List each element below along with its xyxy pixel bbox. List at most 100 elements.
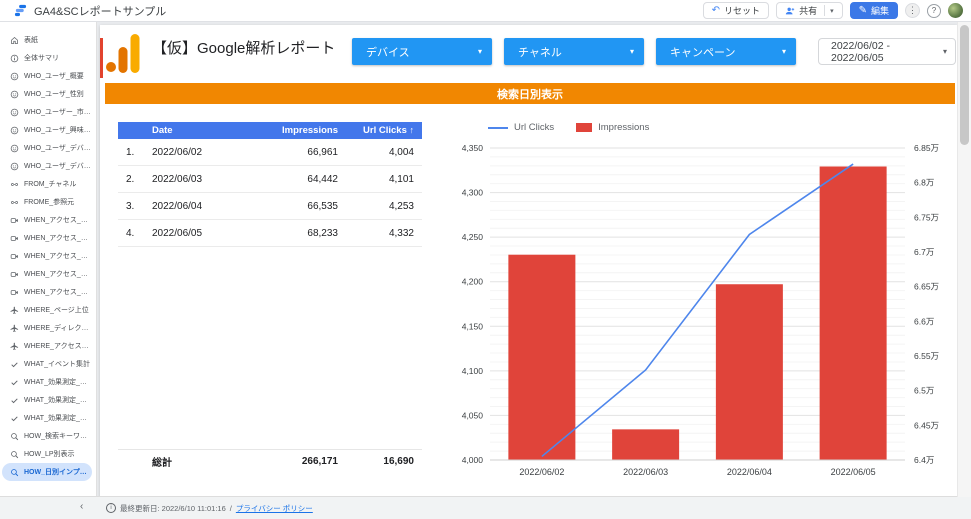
sidebar-item-13[interactable]: WHEN_アクセス_曜日別 — [0, 247, 96, 265]
videocam-icon — [10, 234, 19, 243]
sort-ascending-icon: ↑ — [410, 125, 415, 135]
page-accent-bar — [100, 38, 103, 78]
bar-2022/06/05[interactable] — [820, 167, 887, 460]
help-button[interactable]: ? — [927, 4, 941, 18]
videocam-icon — [10, 252, 19, 261]
table-header-url-clicks[interactable]: Url Clicks ↑ — [338, 125, 422, 136]
sidebar-item-22[interactable]: WHAT_効果測定_日別 — [0, 409, 96, 427]
sidebar-item-17[interactable]: WHERE_ディレクトリ上位 — [0, 319, 96, 337]
sidebar-item-8[interactable]: WHO_ユーザ_デバイス... — [0, 157, 96, 175]
check-icon — [10, 360, 19, 369]
total-impressions: 266,171 — [238, 456, 338, 467]
edit-button[interactable]: ✎ 編集 — [850, 2, 898, 19]
sidebar-item-18[interactable]: WHERE_アクセス_LP — [0, 337, 96, 355]
sidebar-item-24[interactable]: HOW_LP別表示 — [0, 445, 96, 463]
sidebar-item-25[interactable]: HOW_日別インプレッシ... — [2, 463, 92, 481]
person-add-icon — [785, 6, 795, 16]
sidebar-item-21[interactable]: WHAT_効果測定_キャン... — [0, 391, 96, 409]
sidebar-item-12[interactable]: WHEN_アクセス_日別累積 — [0, 229, 96, 247]
sidebar-item-16[interactable]: WHERE_ページ上位 — [0, 301, 96, 319]
sidebar-item-3[interactable]: WHO_ユーザ_概要 — [0, 67, 96, 85]
left-axis-tick: 4,100 — [462, 366, 484, 376]
sidebar-collapse-button[interactable]: ‹ — [80, 501, 83, 512]
info-icon: i — [106, 503, 116, 513]
right-axis-tick: 6.6万 — [914, 316, 934, 326]
user-avatar[interactable] — [948, 3, 963, 18]
cell-date: 2022/06/02 — [152, 147, 238, 158]
sidebar-item-7[interactable]: WHO_ユーザ_デバイス — [0, 139, 96, 157]
sidebar-item-label: WHEN_アクセス_曜日別 — [24, 251, 92, 261]
face-icon — [10, 108, 19, 117]
link-icon — [10, 180, 19, 189]
sidebar-item-label: WHEN_アクセス_週推移 — [24, 269, 92, 279]
scrollbar-thumb[interactable] — [960, 25, 969, 145]
total-url-clicks: 16,690 — [338, 456, 422, 467]
chevron-down-icon: ▾ — [943, 47, 947, 56]
undo-icon: ↶ — [712, 6, 720, 16]
sidebar-item-label: WHERE_ディレクトリ上位 — [24, 323, 92, 333]
sidebar-item-15[interactable]: WHEN_アクセス_月推移 — [0, 283, 96, 301]
more-options-button[interactable]: ⋮ — [905, 3, 920, 18]
info-icon — [10, 54, 19, 63]
right-axis-tick: 6.75万 — [914, 212, 939, 222]
sidebar-item-6[interactable]: WHO_ユーザ_興味カテ... — [0, 121, 96, 139]
search-icon — [10, 468, 19, 477]
sidebar-item-4[interactable]: WHO_ユーザ_性別 — [0, 85, 96, 103]
filter-campaign-label: キャンペーン — [670, 44, 735, 60]
filter-campaign-dropdown[interactable]: キャンペーン ▾ — [656, 38, 796, 65]
left-axis-tick: 4,300 — [462, 188, 484, 198]
link-icon — [10, 198, 19, 207]
filter-device-dropdown[interactable]: デバイス ▾ — [352, 38, 492, 65]
table-header-impressions[interactable]: Impressions — [238, 125, 338, 136]
sidebar-item-label: WHAT_効果測定_参照元別 — [24, 377, 92, 387]
left-axis-tick: 4,050 — [462, 410, 484, 420]
face-icon — [10, 72, 19, 81]
reset-button[interactable]: ↶ リセット — [703, 2, 769, 19]
share-menu-caret[interactable]: ▾ — [824, 5, 834, 16]
cell-url-clicks: 4,332 — [338, 228, 422, 239]
sidebar-item-5[interactable]: WHO_ユーザー_市町村 — [0, 103, 96, 121]
sidebar-item-label: WHEN_アクセス_月推移 — [24, 287, 92, 297]
share-button[interactable]: 共有 ▾ — [776, 2, 843, 19]
flight-icon — [10, 324, 19, 333]
bar-2022/06/02[interactable] — [508, 255, 575, 460]
sidebar-item-label: WHERE_ページ上位 — [24, 305, 89, 315]
videocam-icon — [10, 288, 19, 297]
date-range-value: 2022/06/02 - 2022/06/05 — [831, 40, 943, 64]
flight-icon — [10, 306, 19, 315]
right-axis-tick: 6.7万 — [914, 247, 934, 257]
cell-date: 2022/06/03 — [152, 174, 238, 185]
table-row: 3. 2022/06/04 66,535 4,253 — [118, 193, 422, 220]
sidebar-item-2[interactable]: 全体サマリ — [0, 49, 96, 67]
sidebar-item-19[interactable]: WHAT_イベント集計 — [0, 355, 96, 373]
face-icon — [10, 162, 19, 171]
footer-bar: ‹ i 最終更新日: 2022/6/10 11:01:16 / プライバシー ポ… — [0, 496, 971, 519]
sidebar-item-14[interactable]: WHEN_アクセス_週推移 — [0, 265, 96, 283]
table-header-date[interactable]: Date — [152, 125, 238, 136]
sidebar-item-23[interactable]: HOW_検索キーワード — [0, 427, 96, 445]
more-vert-icon: ⋮ — [908, 5, 917, 16]
right-axis-tick: 6.45万 — [914, 420, 939, 430]
home-icon — [10, 36, 19, 45]
bar-2022/06/03[interactable] — [612, 429, 679, 460]
date-range-picker[interactable]: 2022/06/02 - 2022/06/05 ▾ — [818, 38, 956, 65]
table-row: 2. 2022/06/03 64,442 4,101 — [118, 166, 422, 193]
sidebar-item-20[interactable]: WHAT_効果測定_参照元別 — [0, 373, 96, 391]
share-label: 共有 — [799, 4, 817, 17]
privacy-policy-link[interactable]: プライバシー ポリシー — [236, 503, 313, 514]
sidebar-item-11[interactable]: WHEN_アクセス_日別 — [0, 211, 96, 229]
sidebar-item-1[interactable]: 表紙 — [0, 31, 96, 49]
sidebar-item-label: WHAT_効果測定_日別 — [24, 413, 92, 423]
filter-channel-dropdown[interactable]: チャネル ▾ — [504, 38, 644, 65]
sidebar-item-label: WHEN_アクセス_日別累積 — [24, 233, 92, 243]
sidebar-item-label: WHO_ユーザ_デバイス — [24, 143, 92, 153]
sidebar-item-9[interactable]: FROM_チャネル — [0, 175, 96, 193]
cell-date: 2022/06/05 — [152, 228, 238, 239]
bar-2022/06/04[interactable] — [716, 284, 783, 460]
vertical-scrollbar[interactable] — [957, 22, 971, 497]
table-header-row: Date Impressions Url Clicks ↑ — [118, 122, 422, 139]
cell-impressions: 66,961 — [238, 147, 338, 158]
right-axis-tick: 6.55万 — [914, 351, 939, 361]
x-axis-label: 2022/06/05 — [831, 467, 876, 477]
sidebar-item-10[interactable]: FROME_参照元 — [0, 193, 96, 211]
======
_Exercise_
Copy out the listing lines starting at the one containing "sidebar-item-13[interactable]: WHEN_アクセス_曜日別 —" and ending at the one containing "bar-2022/06/05[interactable] — [820, 167, 887, 460]", both included, and reproduce each one verbatim.

_Response to this exercise_
sidebar-item-13[interactable]: WHEN_アクセス_曜日別 — [0, 247, 96, 265]
videocam-icon — [10, 234, 19, 243]
sort-ascending-icon: ↑ — [410, 125, 415, 135]
page-accent-bar — [100, 38, 103, 78]
bar-2022/06/05[interactable] — [820, 167, 887, 460]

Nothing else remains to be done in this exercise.